▶ _Task brief_
Will you write out all the entries below exactly?

▶ _Supplied data_

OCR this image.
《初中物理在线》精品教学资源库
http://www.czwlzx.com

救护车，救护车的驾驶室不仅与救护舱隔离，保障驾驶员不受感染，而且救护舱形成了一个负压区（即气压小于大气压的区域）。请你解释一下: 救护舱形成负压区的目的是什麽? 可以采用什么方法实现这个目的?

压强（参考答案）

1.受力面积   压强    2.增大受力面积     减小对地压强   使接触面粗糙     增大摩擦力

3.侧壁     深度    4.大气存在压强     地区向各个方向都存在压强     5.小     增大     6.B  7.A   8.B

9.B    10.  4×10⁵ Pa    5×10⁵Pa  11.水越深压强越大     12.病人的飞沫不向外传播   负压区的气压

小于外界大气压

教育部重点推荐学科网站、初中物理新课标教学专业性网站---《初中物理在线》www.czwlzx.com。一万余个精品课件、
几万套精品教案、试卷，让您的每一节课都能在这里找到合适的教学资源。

▶ _Written response_
OCR this image.
《初中物理在线》精品教学资源库
http://www.czwlzx.com

救护车，救护车的驾驶室不仅与救护舱隔离，保障驾驶员不受感染，而且救护舱形成了一个负压区（即气压小于大气压的区域）。请你解释一下: 救护舱形成负压区的目的是什麽? 可以采用什么方法实现这个目的?

压强（参考答案）

1.受力面积   压强    2.增大受力面积     减小对地压强   使接触面粗糙     增大摩擦力

3.侧壁     深度    4.大气存在压强     地区向各个方向都存在压强     5.小     增大     6.B  7.A   8.B

9.B    10.  4×10⁵ Pa    5×10⁵Pa  11.水越深压强越大     12.病人的飞沫不向外传播   负压区的气压

小于外界大气压

教育部重点推荐学科网站、初中物理新课标教学专业性网站---《初中物理在线》www.czwlzx.com。一万余个精品课件、
几万套精品教案、试卷，让您的每一节课都能在这里找到合适的教学资源。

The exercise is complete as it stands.